Your objective: Identify the lines that contain the string "Development", then copy each of them.

Material provided:
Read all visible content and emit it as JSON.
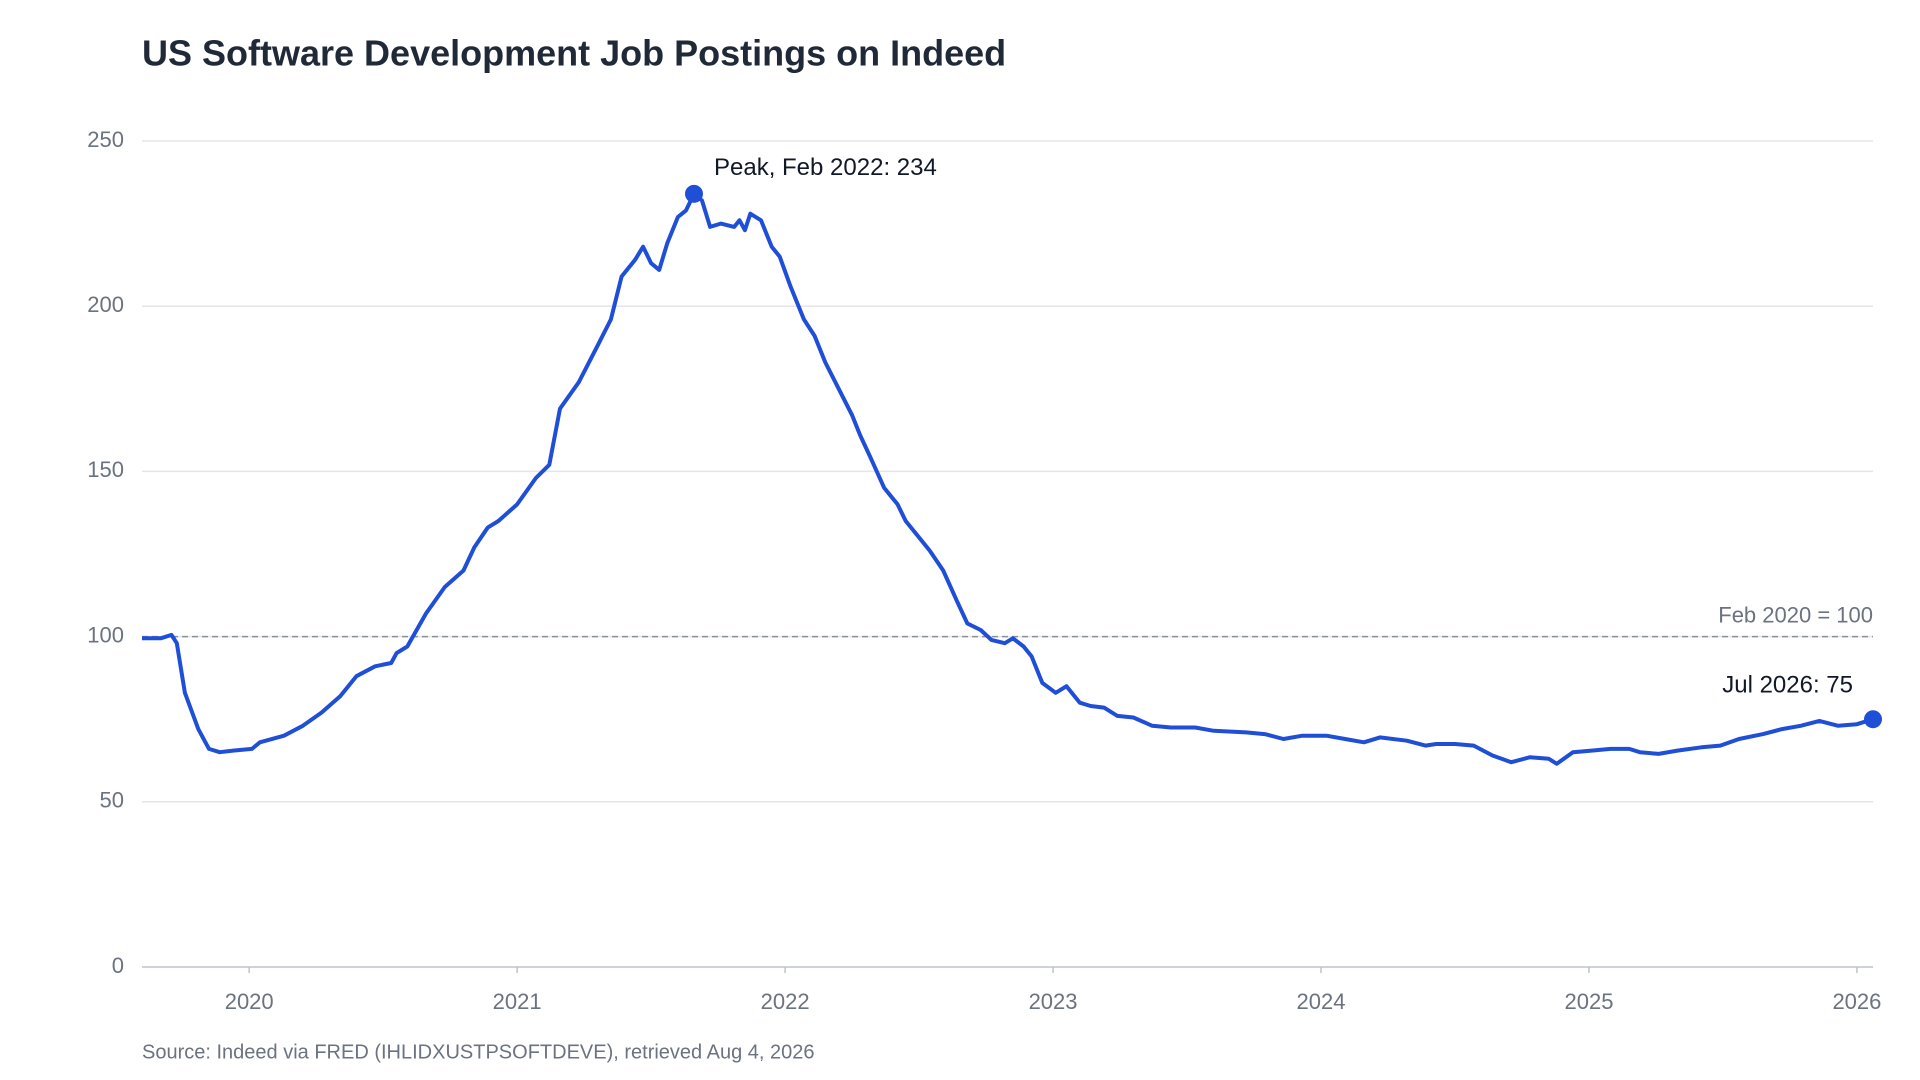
{
  "chart_data": {
    "type": "line",
    "title": "US Software Development Job Postings on Indeed",
    "source": "Source: Indeed via FRED (IHLIDXUSTPSOFTDEVE), retrieved Aug 4, 2026",
    "x": [
      2019.6,
      2019.67,
      2019.71,
      2019.73,
      2019.76,
      2019.81,
      2019.85,
      2019.89,
      2019.94,
      2020.01,
      2020.04,
      2020.13,
      2020.2,
      2020.27,
      2020.34,
      2020.4,
      2020.47,
      2020.53,
      2020.55,
      2020.59,
      2020.66,
      2020.73,
      2020.8,
      2020.84,
      2020.89,
      2020.93,
      2021.0,
      2021.07,
      2021.12,
      2021.16,
      2021.23,
      2021.3,
      2021.35,
      2021.39,
      2021.44,
      2021.47,
      2021.5,
      2021.53,
      2021.56,
      2021.6,
      2021.63,
      2021.66,
      2021.69,
      2021.72,
      2021.76,
      2021.81,
      2021.83,
      2021.85,
      2021.87,
      2021.91,
      2021.95,
      2021.98,
      2022.02,
      2022.07,
      2022.11,
      2022.15,
      2022.2,
      2022.25,
      2022.28,
      2022.32,
      2022.37,
      2022.42,
      2022.45,
      2022.5,
      2022.54,
      2022.59,
      2022.64,
      2022.68,
      2022.73,
      2022.77,
      2022.82,
      2022.85,
      2022.89,
      2022.92,
      2022.96,
      2023.01,
      2023.05,
      2023.1,
      2023.14,
      2023.19,
      2023.24,
      2023.3,
      2023.37,
      2023.44,
      2023.53,
      2023.6,
      2023.72,
      2023.79,
      2023.86,
      2023.93,
      2024.02,
      2024.09,
      2024.16,
      2024.22,
      2024.32,
      2024.39,
      2024.43,
      2024.5,
      2024.57,
      2024.64,
      2024.71,
      2024.78,
      2024.85,
      2024.88,
      2024.94,
      2025.01,
      2025.08,
      2025.15,
      2025.19,
      2025.26,
      2025.33,
      2025.42,
      2025.49,
      2025.56,
      2025.65,
      2025.72,
      2025.79,
      2025.86,
      2025.93,
      2026.0,
      2026.06
    ],
    "series": [
      {
        "name": "Software Development",
        "color": "#1f4fd6",
        "values": [
          99.5,
          99.5,
          100.5,
          98,
          83,
          72,
          66,
          65,
          65.5,
          66,
          68,
          70,
          73,
          77,
          82,
          88,
          91,
          92,
          95,
          97,
          107,
          115,
          120,
          127,
          133,
          135,
          140,
          148,
          152,
          169,
          177,
          188,
          196,
          209,
          214,
          218,
          213,
          211,
          219,
          227,
          229,
          234,
          232,
          224,
          225,
          224,
          226,
          223,
          228,
          226,
          218,
          215,
          206,
          196,
          191,
          183,
          175,
          167,
          161,
          154,
          145,
          140,
          135,
          130,
          126,
          120,
          111,
          104,
          102,
          99,
          98,
          99.5,
          97,
          94,
          86,
          83,
          85,
          80,
          79,
          78.5,
          76,
          75.5,
          73,
          72.5,
          72.5,
          71.5,
          71,
          70.5,
          69,
          70,
          70,
          69,
          68,
          69.5,
          68.5,
          67,
          67.5,
          67.5,
          67,
          64,
          62,
          63.5,
          63,
          61.5,
          65,
          65.5,
          66,
          66,
          65,
          64.5,
          65.5,
          66.5,
          67,
          69,
          70.5,
          72,
          73,
          74.5,
          73,
          73.5,
          75
        ]
      }
    ],
    "xlim": [
      2019.6,
      2026.06
    ],
    "xticks": [
      2020,
      2021,
      2022,
      2023,
      2024,
      2025,
      2026
    ],
    "ylim": [
      0,
      250
    ],
    "yticks": [
      0,
      50,
      100,
      150,
      200,
      250
    ],
    "grid": true,
    "reference_line": {
      "y": 100,
      "label": "Feb 2020 = 100"
    },
    "annotations": [
      {
        "text": "Peak, Feb 2022: 234",
        "x": 2021.66,
        "y": 234
      },
      {
        "text": "Jul 2026: 75",
        "x": 2026.06,
        "y": 75
      }
    ]
  }
}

Solution to this task:
    "title": "US Software Development Job Postings on Indeed",
        "name": "Software Development",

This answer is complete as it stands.